### [EXCERPTED PASSAGE]
/---

No more Cheetos for Cinderella.

Walt Disney Chairman and CEO Robert Iger says he is planning to announce later today that by 2015 his company will advertise only healthy (or at least healthier) foods on its kids-focused television programming.

That means items such as Kraft Lunchables meals or Capri Sun drinks – existing advertised products – may no longer be promoted on the Disney Channel, Disney XD, Disney Junior, Radio Disney, Disney.com and Saturday morning programming for kids. (Disney owns ABC.)  Also on the outs will be any number of sugary, sweet, nutritionally vapid candies, cereals, and fast food items, although “healthier” versions of these items may still make the cut.

The company will also reduce the amount of sodium by 25 percent in kids' meals served at its theme parks, according to press reports, a move that puts it in line with other public health efforts targeting American sodium consumption.

\---

### [EXERCISE GOAL]
Resume the article on Disney's plan to limit junk-food ads, picking up right after its final sentence. The lines that come next are from a different source and aren't part of the article.

### [RECORDED INFORMATION]
/---

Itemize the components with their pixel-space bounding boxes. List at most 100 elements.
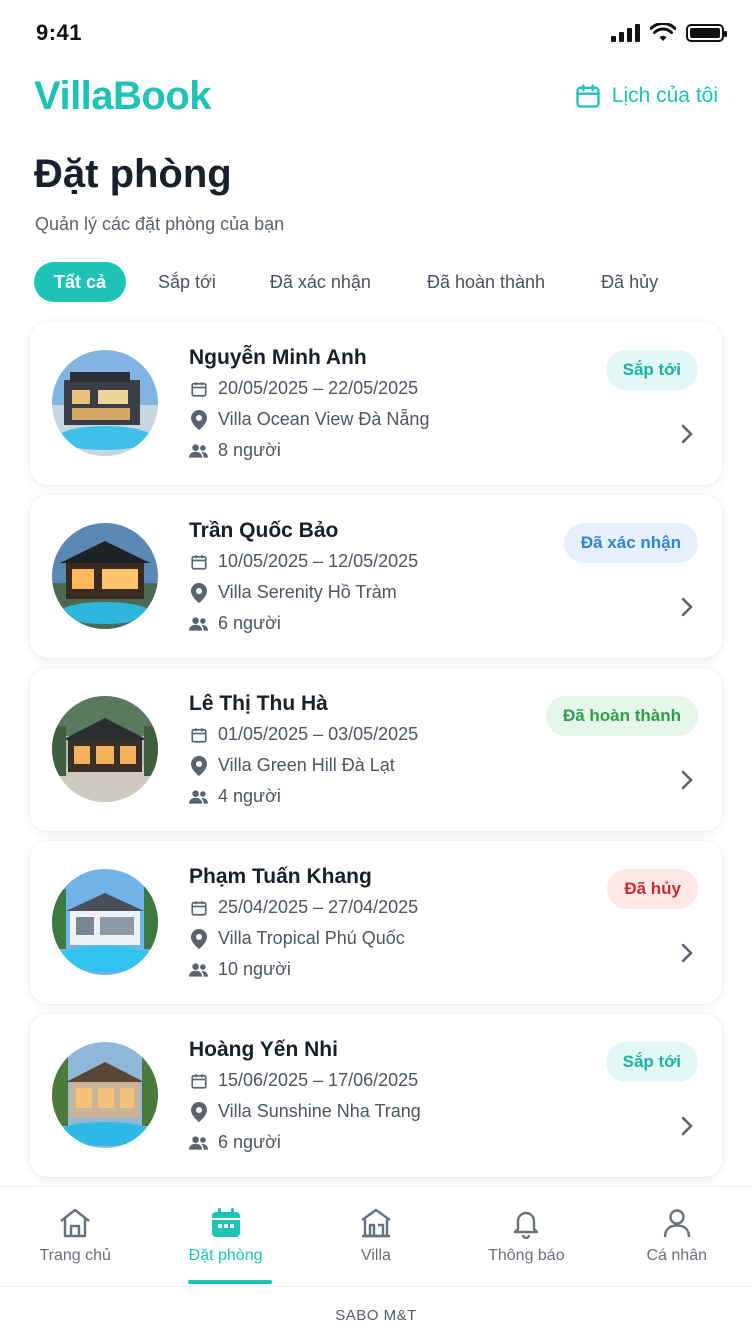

\---

### [OUTPUT FOR THIS EXERCISE]
First Lady Michelle Obama is expected to be on hand for the announcement. Ms. Obama, whose “Let’s Move!” campaign works against childhood obesity, has partnered with Disney’s healthy living efforts in the past, and says she hopes this latest step will be a model for other US companies.

“This new initiative is truly a game changer for the health of our children,” she said in a statement. “With this new initiative, Disney is doing what no major media company has ever done before in the US – and what I hope every company will do going forward.  When it comes to the ads they show and the food they sell, they are asking themselves one simple question: ‘Is this good for our kids?’”

Well, perhaps not just that one simple question.

While he told The New York Times that “companies in a position to help with solutions to childhood obesity should do just that,” Mr. Iger added: “This is not altruistic. This is about smart business.”

Disney markets health food for children, and says consumers have purchased billions of servings of its fruits and vegetables.

But so it goes. Better than Disney fries, right?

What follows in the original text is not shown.